→ **Stated exercise**: Do not carry the pictures over; copy every other part of the entries exactly.

**********

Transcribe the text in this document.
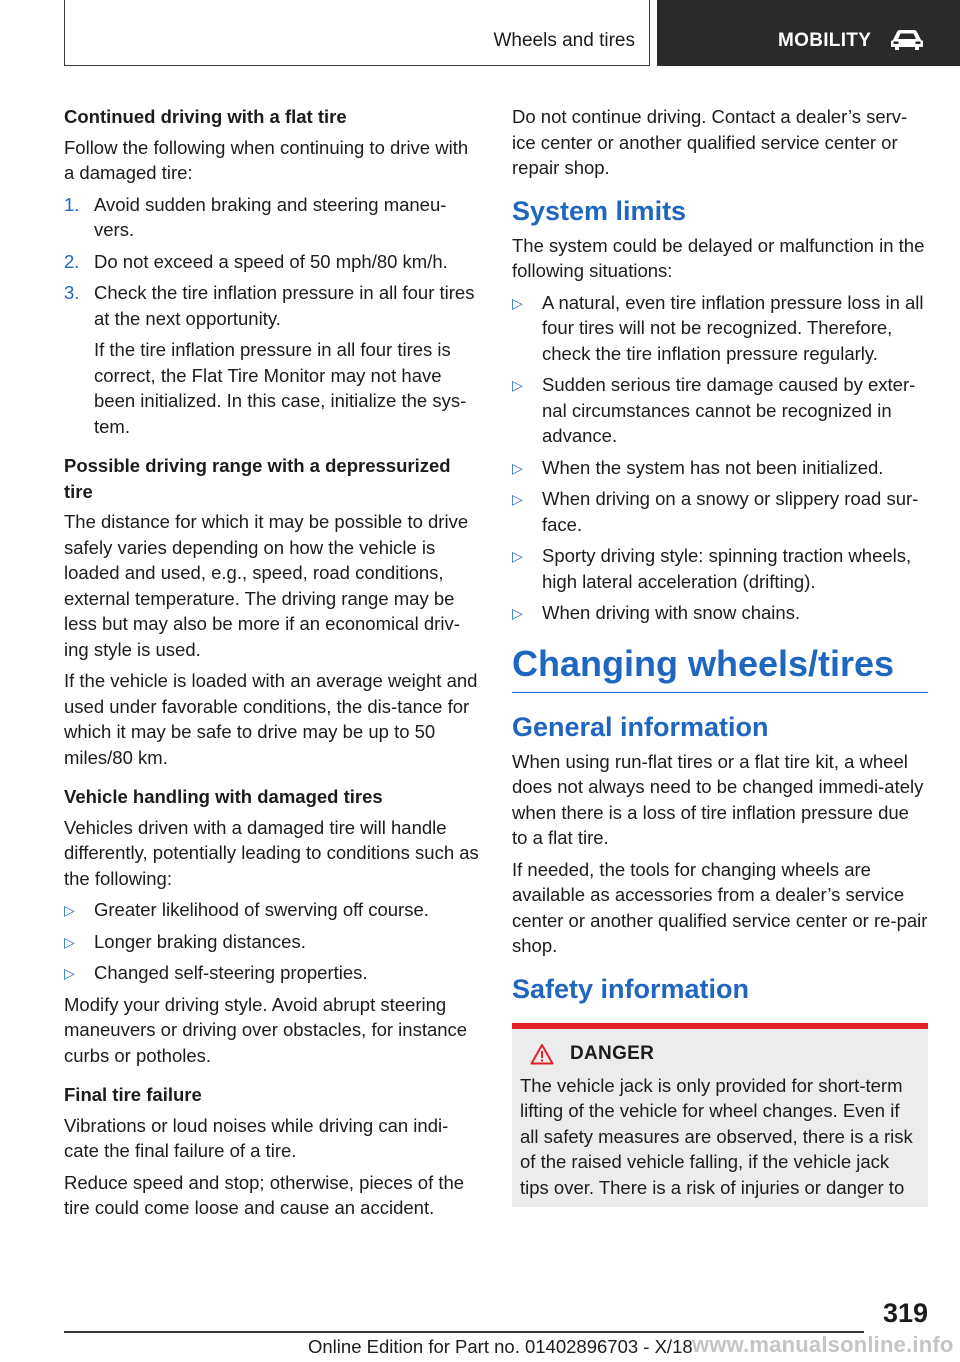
Wheels and tires	MOBILITY

Continued driving with a flat tire

Follow the following when continuing to drive with a damaged tire:

1. Avoid sudden braking and steering maneu-vers.
2. Do not exceed a speed of 50 mph/80 km/h.
3. Check the tire inflation pressure in all four tires at the next opportunity.
If the tire inflation pressure in all four tires is correct, the Flat Tire Monitor may not have been initialized. In this case, initialize the sys-tem.

Possible driving range with a depressurized tire

The distance for which it may be possible to drive safely varies depending on how the vehicle is loaded and used, e.g., speed, road conditions, external temperature. The driving range may be less but may also be more if an economical driv-ing style is used.

If the vehicle is loaded with an average weight and used under favorable conditions, the dis-tance for which it may be safe to drive may be up to 50 miles/80 km.

Vehicle handling with damaged tires

Vehicles driven with a damaged tire will handle differently, potentially leading to conditions such as the following:

▷ Greater likelihood of swerving off course.
▷ Longer braking distances.
▷ Changed self-steering properties.

Modify your driving style. Avoid abrupt steering maneuvers or driving over obstacles, for instance curbs or potholes.

Final tire failure

Vibrations or loud noises while driving can indi-cate the final failure of a tire.

Reduce speed and stop; otherwise, pieces of the tire could come loose and cause an accident.

Do not continue driving. Contact a dealer’s serv-ice center or another qualified service center or repair shop.

System limits

The system could be delayed or malfunction in the following situations:

▷ A natural, even tire inflation pressure loss in all four tires will not be recognized. Therefore, check the tire inflation pressure regularly.
▷ Sudden serious tire damage caused by exter-nal circumstances cannot be recognized in advance.
▷ When the system has not been initialized.
▷ When driving on a snowy or slippery road sur-face.
▷ Sporty driving style: spinning traction wheels, high lateral acceleration (drifting).
▷ When driving with snow chains.
Changing wheels/tires
General information

When using run-flat tires or a flat tire kit, a wheel does not always need to be changed immedi-ately when there is a loss of tire inflation pressure due to a flat tire.

If needed, the tools for changing wheels are available as accessories from a dealer’s service center or another qualified service center or re-pair shop.

Safety information
DANGER

The vehicle jack is only provided for short-term lifting of the vehicle for wheel changes. Even if all safety measures are observed, there is a risk of the raised vehicle falling, if the vehicle jack tips over. There is a risk of injuries or danger to

319
Online Edition for Part no. 01402896703 - X/18 www.manualsonline.info
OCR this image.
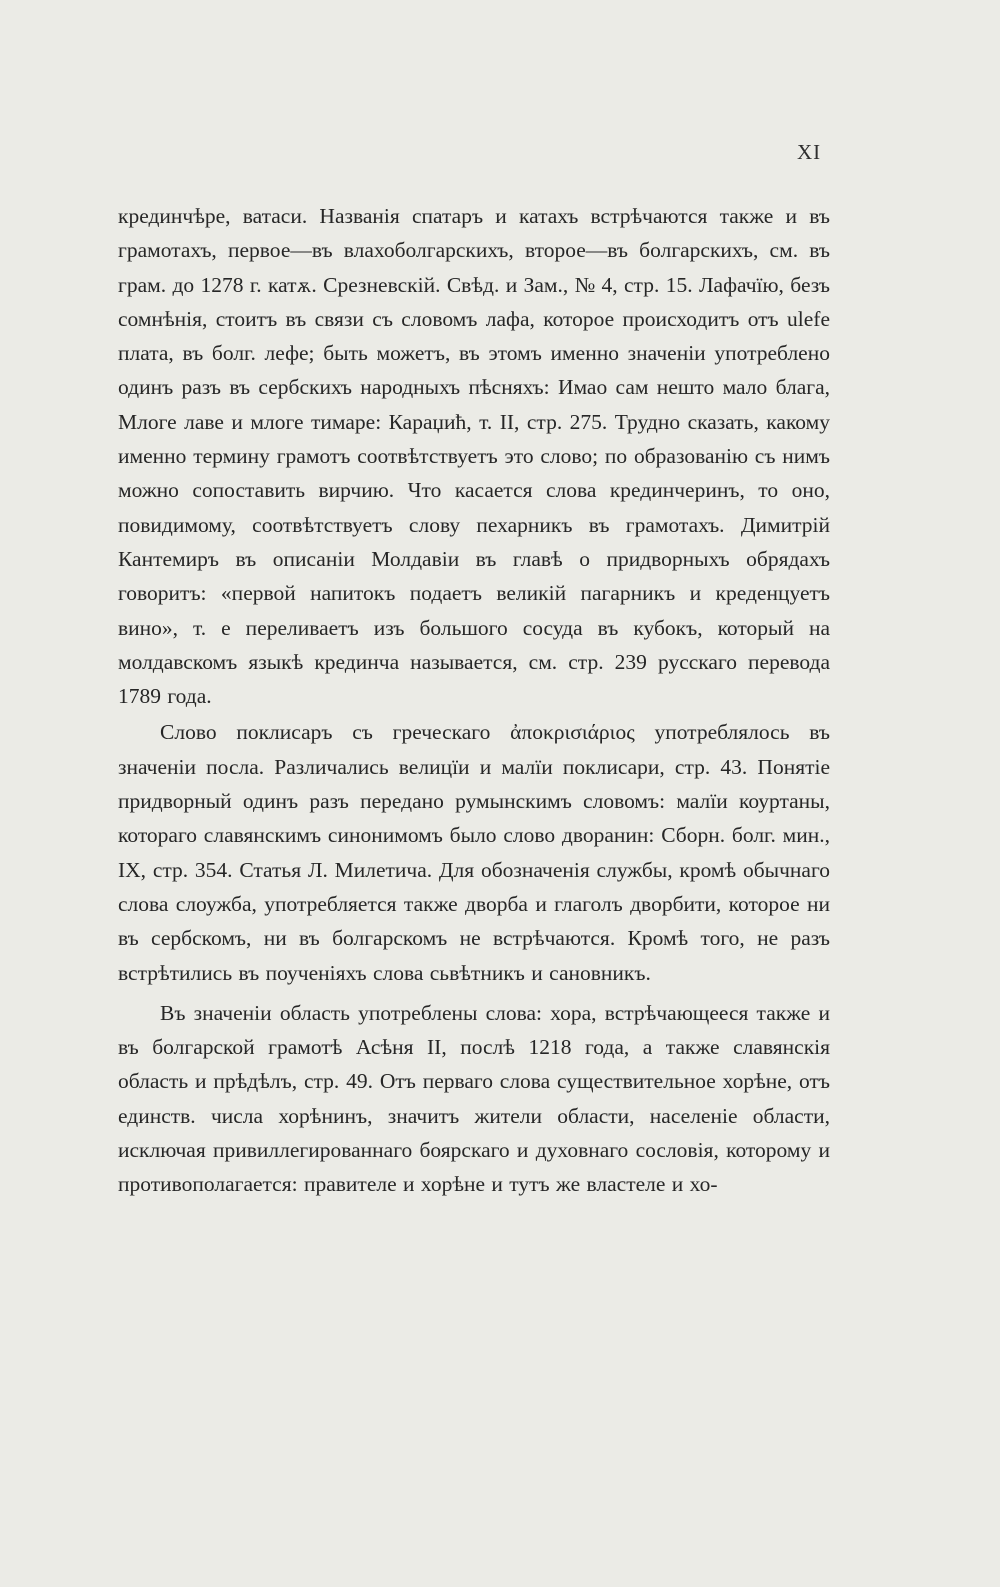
XI

крединчѣре, ватаси. Названія спатаръ и катахъ встрѣчаются также и въ грамотахъ, первое—въ влахоболгарскихъ, второе—въ болгарскихъ, см. въ грам. до 1278 г. катѫ. Срезневскій. Свѣд. и Зам., № 4, стр. 15. Лафачїю, безъ сомнѣнія, стоитъ въ связи съ словомъ лафа, которое происходитъ отъ ulefe плата, въ болг. лефе; быть можетъ, въ этомъ именно значеніи употреблено одинъ разъ въ сербскихъ народныхъ пѣсняхъ: Имао сам нешто мало блага, Млоге лаве и млоге тимаре: Караџић, т. II, стр. 275. Трудно сказать, какому именно термину грамотъ соотвѣтствуетъ это слово; по образованію съ нимъ можно сопоставить вирчию. Что касается слова крединчеринъ, то оно, повидимому, соотвѣтствуетъ слову пехарникъ въ грамотахъ. Димитрій Кантемиръ въ описаніи Молдавіи въ главѣ о придворныхъ обрядахъ говоритъ: «первой напитокъ подаетъ великій пагарникъ и креденцуетъ вино», т. е переливаетъ изъ большого сосуда въ кубокъ, который на молдавскомъ языкѣ крединча называется, см. стр. 239 русскаго перевода 1789 года.

Слово поклисаръ съ греческаго ἀποκρισιάριος употреблялось въ значеніи посла. Различались велицїи и малїи поклисари, стр. 43. Понятіе придворный одинъ разъ передано румынскимъ словомъ: малїи коуртаны, котораго славянскимъ синонимомъ было слово дворанин: Сборн. болг. мин., IX, стр. 354. Статья Л. Милетича. Для обозначенія службы, кромѣ обычнаго слова слоужба, употребляется также дворба и глаголъ дворбити, которое ни въ сербскомъ, ни въ болгарскомъ не встрѣчаются. Кромѣ того, не разъ встрѣтились въ поученіяхъ слова сьвѣтникъ и сановникъ.

Въ значеніи область употреблены слова: хора, встрѣчающееся также и въ болгарской грамотѣ Асѣня II, послѣ 1218 года, а также славянскія область и прѣдѣлъ, стр. 49. Отъ перваго слова существительное хорѣне, отъ единств. числа хорѣнинъ, значитъ жители области, населеніе области, исключая привиллегированнаго боярскаго и духовнаго сословія, которому и противополагается: правителе и хорѣне и тутъ же властеле и хо-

**********

→ **Answer**:
Transcribe the text in this document.
Wheels and tires	MOBILITY

Continued driving with a flat tire

Follow the following when continuing to drive with a damaged tire:

1. Avoid sudden braking and steering maneu-vers.
2. Do not exceed a speed of 50 mph/80 km/h.
3. Check the tire inflation pressure in all four tires at the next opportunity.
If the tire inflation pressure in all four tires is correct, the Flat Tire Monitor may not have been initialized. In this case, initialize the sys-tem.

Possible driving range with a depressurized tire

The distance for which it may be possible to drive safely varies depending on how the vehicle is loaded and used, e.g., speed, road conditions, external temperature. The driving range may be less but may also be more if an economical driv-ing style is used.

If the vehicle is loaded with an average weight and used under favorable conditions, the dis-tance for which it may be safe to drive may be up to 50 miles/80 km.

Vehicle handling with damaged tires

Vehicles driven with a damaged tire will handle differently, potentially leading to conditions such as the following:

▷ Greater likelihood of swerving off course.
▷ Longer braking distances.
▷ Changed self-steering properties.

Modify your driving style. Avoid abrupt steering maneuvers or driving over obstacles, for instance curbs or potholes.

Final tire failure

Vibrations or loud noises while driving can indi-cate the final failure of a tire.

Reduce speed and stop; otherwise, pieces of the tire could come loose and cause an accident.

Do not continue driving. Contact a dealer’s serv-ice center or another qualified service center or repair shop.

System limits

The system could be delayed or malfunction in the following situations:

▷ A natural, even tire inflation pressure loss in all four tires will not be recognized. Therefore, check the tire inflation pressure regularly.
▷ Sudden serious tire damage caused by exter-nal circumstances cannot be recognized in advance.
▷ When the system has not been initialized.
▷ When driving on a snowy or slippery road sur-face.
▷ Sporty driving style: spinning traction wheels, high lateral acceleration (drifting).
▷ When driving with snow chains.
Changing wheels/tires
General information

When using run-flat tires or a flat tire kit, a wheel does not always need to be changed immedi-ately when there is a loss of tire inflation pressure due to a flat tire.

If needed, the tools for changing wheels are available as accessories from a dealer’s service center or another qualified service center or re-pair shop.

Safety information
DANGER

The vehicle jack is only provided for short-term lifting of the vehicle for wheel changes. Even if all safety measures are observed, there is a risk of the raised vehicle falling, if the vehicle jack tips over. There is a risk of injuries or danger to

319
Online Edition for Part no. 01402896703 - X/18 www.manualsonline.info
OCR this image.
XI

крединчѣре, ватаси. Названія спатаръ и катахъ встрѣчаются также и въ грамотахъ, первое—въ влахоболгарскихъ, второе—въ болгарскихъ, см. въ грам. до 1278 г. катѫ. Срезневскій. Свѣд. и Зам., № 4, стр. 15. Лафачїю, безъ сомнѣнія, стоитъ въ связи съ словомъ лафа, которое происходитъ отъ ulefe плата, въ болг. лефе; быть можетъ, въ этомъ именно значеніи употреблено одинъ разъ въ сербскихъ народныхъ пѣсняхъ: Имао сам нешто мало блага, Млоге лаве и млоге тимаре: Караџић, т. II, стр. 275. Трудно сказать, какому именно термину грамотъ соотвѣтствуетъ это слово; по образованію съ нимъ можно сопоставить вирчию. Что касается слова крединчеринъ, то оно, повидимому, соотвѣтствуетъ слову пехарникъ въ грамотахъ. Димитрій Кантемиръ въ описаніи Молдавіи въ главѣ о придворныхъ обрядахъ говоритъ: «первой напитокъ подаетъ великій пагарникъ и креденцуетъ вино», т. е переливаетъ изъ большого сосуда въ кубокъ, который на молдавскомъ языкѣ крединча называется, см. стр. 239 русскаго перевода 1789 года.

Слово поклисаръ съ греческаго ἀποκρισιάριος употреблялось въ значеніи посла. Различались велицїи и малїи поклисари, стр. 43. Понятіе придворный одинъ разъ передано румынскимъ словомъ: малїи коуртаны, котораго славянскимъ синонимомъ было слово дворанин: Сборн. болг. мин., IX, стр. 354. Статья Л. Милетича. Для обозначенія службы, кромѣ обычнаго слова слоужба, употребляется также дворба и глаголъ дворбити, которое ни въ сербскомъ, ни въ болгарскомъ не встрѣчаются. Кромѣ того, не разъ встрѣтились въ поученіяхъ слова сьвѣтникъ и сановникъ.

Въ значеніи область употреблены слова: хора, встрѣчающееся также и въ болгарской грамотѣ Асѣня II, послѣ 1218 года, а также славянскія область и прѣдѣлъ, стр. 49. Отъ перваго слова существительное хорѣне, отъ единств. числа хорѣнинъ, значитъ жители области, населеніе области, исключая привиллегированнаго боярскаго и духовнаго сословія, которому и противополагается: правителе и хорѣне и тутъ же властеле и хо-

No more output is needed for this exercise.